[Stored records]
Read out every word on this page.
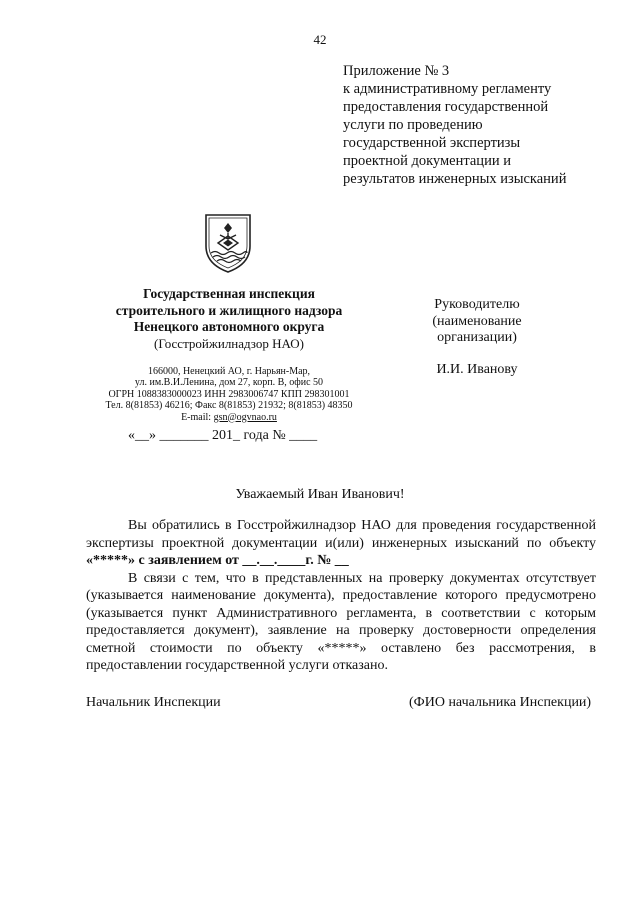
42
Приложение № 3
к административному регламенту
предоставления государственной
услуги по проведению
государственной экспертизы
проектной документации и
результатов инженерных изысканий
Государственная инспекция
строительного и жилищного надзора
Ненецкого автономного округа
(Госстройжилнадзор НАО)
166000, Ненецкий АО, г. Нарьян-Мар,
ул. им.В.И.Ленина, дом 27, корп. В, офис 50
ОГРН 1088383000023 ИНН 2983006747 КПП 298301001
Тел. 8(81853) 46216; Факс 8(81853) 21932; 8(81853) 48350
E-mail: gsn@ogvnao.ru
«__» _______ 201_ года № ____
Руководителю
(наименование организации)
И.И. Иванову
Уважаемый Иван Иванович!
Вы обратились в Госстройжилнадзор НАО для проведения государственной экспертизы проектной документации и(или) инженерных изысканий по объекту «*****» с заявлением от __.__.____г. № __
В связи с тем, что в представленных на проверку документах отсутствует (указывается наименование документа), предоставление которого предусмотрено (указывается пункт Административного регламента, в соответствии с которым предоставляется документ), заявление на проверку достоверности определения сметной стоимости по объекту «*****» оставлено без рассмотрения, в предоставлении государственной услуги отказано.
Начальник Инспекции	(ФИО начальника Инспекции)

--

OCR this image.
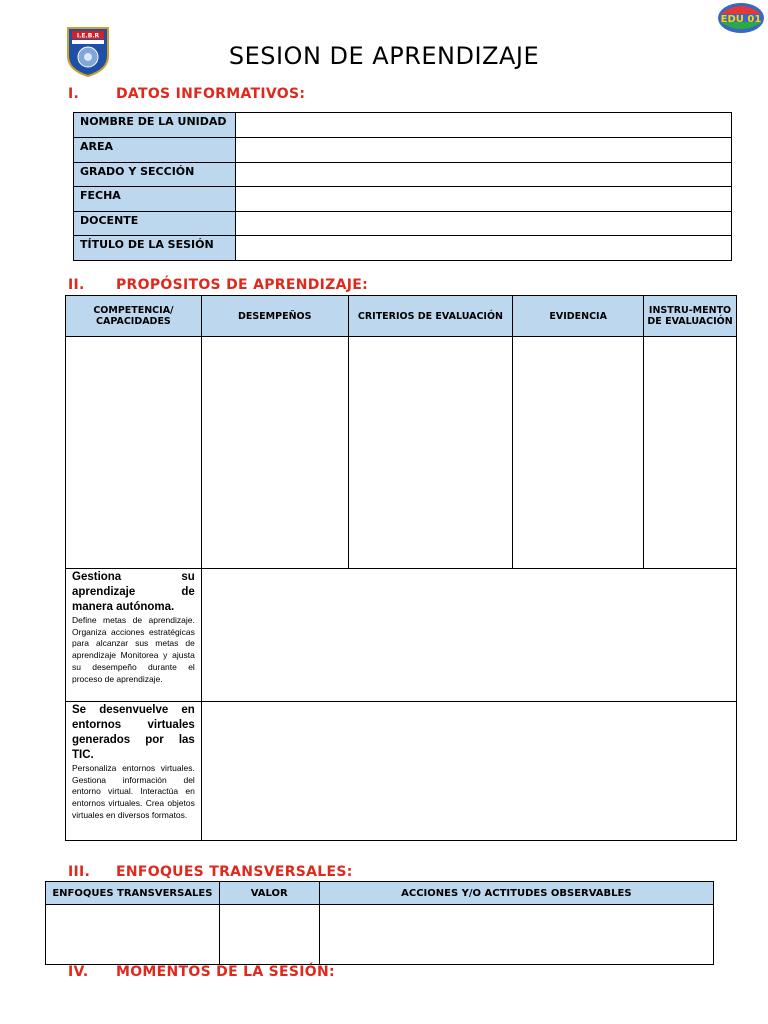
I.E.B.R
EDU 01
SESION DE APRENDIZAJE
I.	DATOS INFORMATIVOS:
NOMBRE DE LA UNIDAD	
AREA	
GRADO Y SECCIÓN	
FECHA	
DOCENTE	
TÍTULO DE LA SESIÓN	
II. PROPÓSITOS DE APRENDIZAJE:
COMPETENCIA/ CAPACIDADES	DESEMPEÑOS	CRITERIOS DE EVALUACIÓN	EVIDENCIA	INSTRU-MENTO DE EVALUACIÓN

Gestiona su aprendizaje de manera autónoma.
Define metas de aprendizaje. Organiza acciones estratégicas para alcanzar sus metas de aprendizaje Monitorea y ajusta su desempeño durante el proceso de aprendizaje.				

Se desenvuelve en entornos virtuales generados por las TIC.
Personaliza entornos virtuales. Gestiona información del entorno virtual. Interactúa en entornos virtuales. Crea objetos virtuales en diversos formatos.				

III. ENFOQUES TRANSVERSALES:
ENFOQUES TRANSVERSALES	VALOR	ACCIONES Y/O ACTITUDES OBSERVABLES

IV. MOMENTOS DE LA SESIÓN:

* * *

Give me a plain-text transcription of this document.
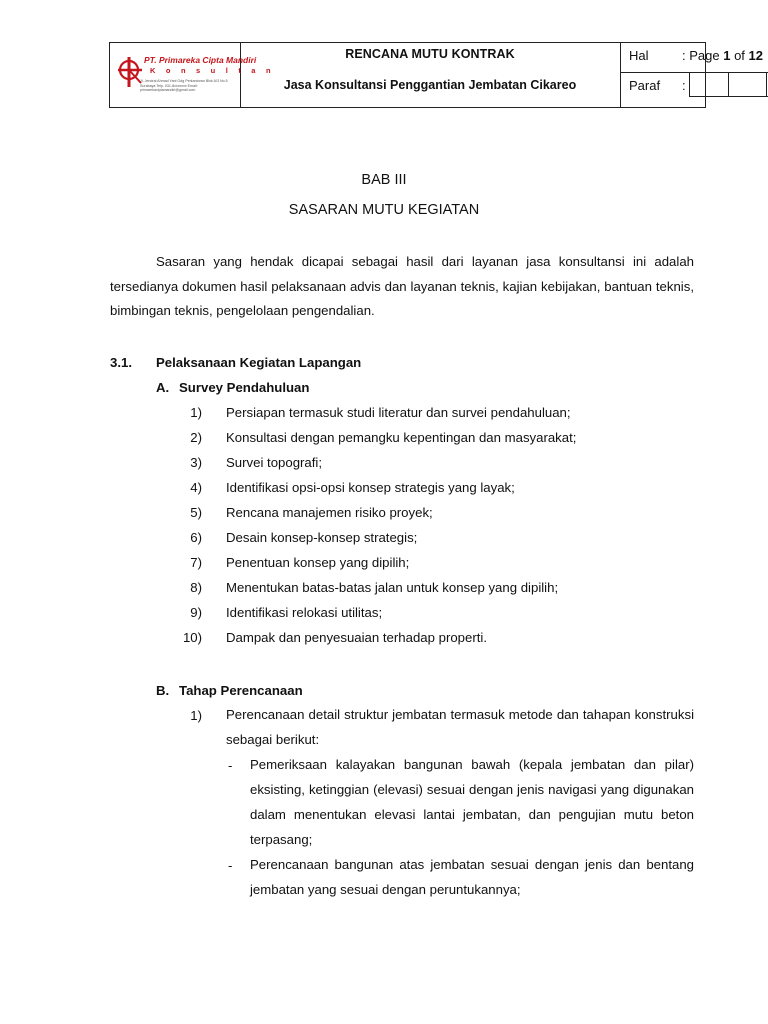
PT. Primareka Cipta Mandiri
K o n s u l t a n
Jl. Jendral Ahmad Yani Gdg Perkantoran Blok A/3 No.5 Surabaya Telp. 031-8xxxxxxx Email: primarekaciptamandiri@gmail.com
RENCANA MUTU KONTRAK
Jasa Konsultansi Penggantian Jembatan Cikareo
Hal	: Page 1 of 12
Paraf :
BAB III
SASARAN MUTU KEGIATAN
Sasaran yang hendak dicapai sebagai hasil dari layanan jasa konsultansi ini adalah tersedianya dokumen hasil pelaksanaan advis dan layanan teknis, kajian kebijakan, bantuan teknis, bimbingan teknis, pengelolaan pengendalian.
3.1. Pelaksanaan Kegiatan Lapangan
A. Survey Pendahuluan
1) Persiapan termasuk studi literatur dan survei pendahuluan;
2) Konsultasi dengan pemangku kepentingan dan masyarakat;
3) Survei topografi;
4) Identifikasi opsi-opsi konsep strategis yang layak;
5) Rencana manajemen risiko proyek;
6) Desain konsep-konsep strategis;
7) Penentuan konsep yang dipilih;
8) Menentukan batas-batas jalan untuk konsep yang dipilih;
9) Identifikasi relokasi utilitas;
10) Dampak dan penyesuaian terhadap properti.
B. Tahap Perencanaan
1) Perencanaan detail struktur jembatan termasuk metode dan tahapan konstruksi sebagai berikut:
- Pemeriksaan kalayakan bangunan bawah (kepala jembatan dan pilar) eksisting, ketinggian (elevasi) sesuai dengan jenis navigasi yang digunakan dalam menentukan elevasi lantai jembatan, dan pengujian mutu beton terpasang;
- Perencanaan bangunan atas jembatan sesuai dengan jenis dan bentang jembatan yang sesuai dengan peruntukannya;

- **Problem to solve**
Pick out the lines that have the word "услуги". Copy them all.

- **Solution**
услуги по проведению
В связи с тем, что в представленных на проверку документах отсутствует (указывается наименование документа), предоставление которого предусмотрено (указывается пункт Административного регламента, в соответствии с которым предоставляется документ), заявление на проверку достоверности определения сметной стоимости по объекту «*****» оставлено без рассмотрения, в предоставлении государственной услуги отказано.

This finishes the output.